** Start Material to process **

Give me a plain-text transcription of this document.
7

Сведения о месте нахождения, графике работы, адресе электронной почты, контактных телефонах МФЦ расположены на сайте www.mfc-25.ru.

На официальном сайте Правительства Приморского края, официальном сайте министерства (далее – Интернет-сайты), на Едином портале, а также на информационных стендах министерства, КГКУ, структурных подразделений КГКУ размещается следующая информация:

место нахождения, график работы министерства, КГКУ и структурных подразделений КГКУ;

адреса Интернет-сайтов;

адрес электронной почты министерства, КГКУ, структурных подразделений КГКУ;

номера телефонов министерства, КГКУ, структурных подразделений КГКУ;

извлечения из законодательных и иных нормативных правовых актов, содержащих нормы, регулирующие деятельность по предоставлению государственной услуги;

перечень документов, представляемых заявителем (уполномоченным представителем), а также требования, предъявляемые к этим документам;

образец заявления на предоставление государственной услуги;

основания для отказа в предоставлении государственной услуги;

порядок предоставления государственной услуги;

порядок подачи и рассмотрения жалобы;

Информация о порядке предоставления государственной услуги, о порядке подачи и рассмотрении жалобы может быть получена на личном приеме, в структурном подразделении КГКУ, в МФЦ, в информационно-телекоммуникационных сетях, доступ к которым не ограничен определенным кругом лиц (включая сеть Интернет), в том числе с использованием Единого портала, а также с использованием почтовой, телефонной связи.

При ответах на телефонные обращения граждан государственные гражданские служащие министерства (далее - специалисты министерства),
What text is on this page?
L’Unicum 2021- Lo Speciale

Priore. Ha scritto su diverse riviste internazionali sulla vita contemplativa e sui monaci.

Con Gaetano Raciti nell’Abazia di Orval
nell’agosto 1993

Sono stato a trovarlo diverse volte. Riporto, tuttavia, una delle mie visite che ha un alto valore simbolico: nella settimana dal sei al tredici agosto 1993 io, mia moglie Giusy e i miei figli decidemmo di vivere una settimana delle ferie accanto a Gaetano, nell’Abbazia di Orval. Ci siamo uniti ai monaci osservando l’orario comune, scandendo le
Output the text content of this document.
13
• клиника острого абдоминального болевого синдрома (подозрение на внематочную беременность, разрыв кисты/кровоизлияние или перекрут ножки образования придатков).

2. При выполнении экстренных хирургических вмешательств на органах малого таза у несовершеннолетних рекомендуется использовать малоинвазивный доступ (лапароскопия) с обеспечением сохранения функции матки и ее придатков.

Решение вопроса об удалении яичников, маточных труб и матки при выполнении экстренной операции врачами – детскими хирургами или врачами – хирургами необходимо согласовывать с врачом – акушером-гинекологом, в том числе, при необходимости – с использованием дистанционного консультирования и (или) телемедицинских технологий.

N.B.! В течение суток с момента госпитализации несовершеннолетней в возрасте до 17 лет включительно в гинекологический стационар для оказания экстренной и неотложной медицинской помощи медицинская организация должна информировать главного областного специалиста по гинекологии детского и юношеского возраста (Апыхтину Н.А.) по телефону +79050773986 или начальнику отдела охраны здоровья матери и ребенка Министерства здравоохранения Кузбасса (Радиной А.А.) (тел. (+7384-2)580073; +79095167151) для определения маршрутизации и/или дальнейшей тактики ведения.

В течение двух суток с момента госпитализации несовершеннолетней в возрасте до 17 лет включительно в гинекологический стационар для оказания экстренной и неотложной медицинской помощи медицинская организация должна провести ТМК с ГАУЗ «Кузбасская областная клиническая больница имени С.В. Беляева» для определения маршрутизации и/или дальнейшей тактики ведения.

** End Material to process **

Direction
Copy every line of the records word for word.

Problem solution
Give me a plain-text transcription of this document.
7

Сведения о месте нахождения, графике работы, адресе электронной почты, контактных телефонах МФЦ расположены на сайте www.mfc-25.ru.

На официальном сайте Правительства Приморского края, официальном сайте министерства (далее – Интернет-сайты), на Едином портале, а также на информационных стендах министерства, КГКУ, структурных подразделений КГКУ размещается следующая информация:

место нахождения, график работы министерства, КГКУ и структурных подразделений КГКУ;

адреса Интернет-сайтов;

адрес электронной почты министерства, КГКУ, структурных подразделений КГКУ;

номера телефонов министерства, КГКУ, структурных подразделений КГКУ;

извлечения из законодательных и иных нормативных правовых актов, содержащих нормы, регулирующие деятельность по предоставлению государственной услуги;

перечень документов, представляемых заявителем (уполномоченным представителем), а также требования, предъявляемые к этим документам;

образец заявления на предоставление государственной услуги;

основания для отказа в предоставлении государственной услуги;

порядок предоставления государственной услуги;

порядок подачи и рассмотрения жалобы;

Информация о порядке предоставления государственной услуги, о порядке подачи и рассмотрении жалобы может быть получена на личном приеме, в структурном подразделении КГКУ, в МФЦ, в информационно-телекоммуникационных сетях, доступ к которым не ограничен определенным кругом лиц (включая сеть Интернет), в том числе с использованием Единого портала, а также с использованием почтовой, телефонной связи.

При ответах на телефонные обращения граждан государственные гражданские служащие министерства (далее - специалисты министерства),
What text is on this page?
L’Unicum 2021- Lo Speciale

Priore. Ha scritto su diverse riviste internazionali sulla vita contemplativa e sui monaci.

Con Gaetano Raciti nell’Abazia di Orval
nell’agosto 1993

Sono stato a trovarlo diverse volte. Riporto, tuttavia, una delle mie visite che ha un alto valore simbolico: nella settimana dal sei al tredici agosto 1993 io, mia moglie Giusy e i miei figli decidemmo di vivere una settimana delle ferie accanto a Gaetano, nell’Abbazia di Orval. Ci siamo uniti ai monaci osservando l’orario comune, scandendo le
Output the text content of this document.
13
• клиника острого абдоминального болевого синдрома (подозрение на внематочную беременность, разрыв кисты/кровоизлияние или перекрут ножки образования придатков).

2. При выполнении экстренных хирургических вмешательств на органах малого таза у несовершеннолетних рекомендуется использовать малоинвазивный доступ (лапароскопия) с обеспечением сохранения функции матки и ее придатков.

Решение вопроса об удалении яичников, маточных труб и матки при выполнении экстренной операции врачами – детскими хирургами или врачами – хирургами необходимо согласовывать с врачом – акушером-гинекологом, в том числе, при необходимости – с использованием дистанционного консультирования и (или) телемедицинских технологий.

N.B.! В течение суток с момента госпитализации несовершеннолетней в возрасте до 17 лет включительно в гинекологический стационар для оказания экстренной и неотложной медицинской помощи медицинская организация должна информировать главного областного специалиста по гинекологии детского и юношеского возраста (Апыхтину Н.А.) по телефону +79050773986 или начальнику отдела охраны здоровья матери и ребенка Министерства здравоохранения Кузбасса (Радиной А.А.) (тел. (+7384-2)580073; +79095167151) для определения маршрутизации и/или дальнейшей тактики ведения.

В течение двух суток с момента госпитализации несовершеннолетней в возрасте до 17 лет включительно в гинекологический стационар для оказания экстренной и неотложной медицинской помощи медицинская организация должна провести ТМК с ГАУЗ «Кузбасская областная клиническая больница имени С.В. Беляева» для определения маршрутизации и/или дальнейшей тактики ведения.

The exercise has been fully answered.